### To do:
Go through the entries one line at a time, and gather every line that has the word "matrix".

** START Record list **

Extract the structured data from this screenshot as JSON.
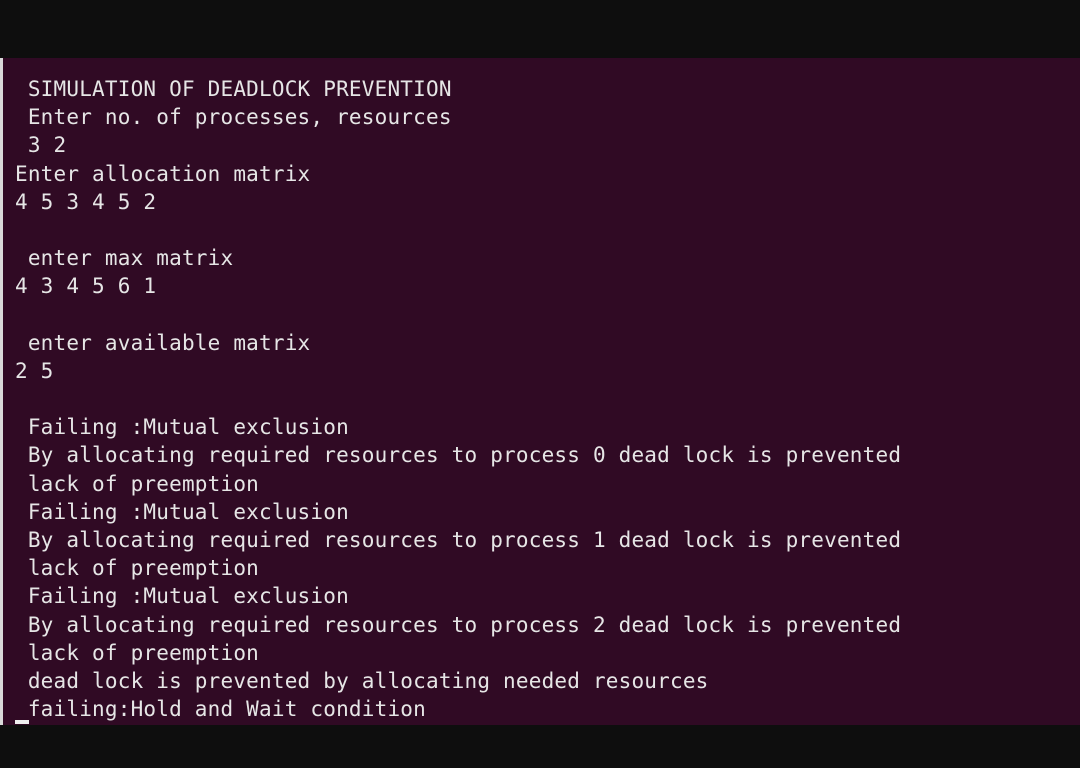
{
  "terminal": {
    "lines": [
      {
        "text": " SIMULATION OF DEADLOCK PREVENTION"
      },
      {
        "text": " Enter no. of processes, resources"
      },
      {
        "text": " 3 2"
      },
      {
        "text": "Enter allocation matrix"
      },
      {
        "text": "4 5 3 4 5 2"
      },
      {
        "text": ""
      },
      {
        "text": " enter max matrix"
      },
      {
        "text": "4 3 4 5 6 1"
      },
      {
        "text": ""
      },
      {
        "text": " enter available matrix"
      },
      {
        "text": "2 5"
      },
      {
        "text": ""
      },
      {
        "text": " Failing :Mutual exclusion"
      },
      {
        "text": " By allocating required resources to process 0 dead lock is prevented"
      },
      {
        "text": " lack of preemption"
      },
      {
        "text": " Failing :Mutual exclusion"
      },
      {
        "text": " By allocating required resources to process 1 dead lock is prevented"
      },
      {
        "text": " lack of preemption"
      },
      {
        "text": " Failing :Mutual exclusion"
      },
      {
        "text": " By allocating required resources to process 2 dead lock is prevented"
      },
      {
        "text": " lack of preemption"
      },
      {
        "text": " dead lock is prevented by allocating needed resources"
      },
      {
        "text": " failing:Hold and Wait condition"
      }
    ]
  },
  "colors": {
    "terminal_background": "#300a24",
    "text": "#e6e6e6",
    "outer_background": "#0e0e0e"
  }
}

** END Record list **

### Answer:
        "text": "Enter allocation matrix"
        "text": " enter max matrix"
        "text": " enter available matrix"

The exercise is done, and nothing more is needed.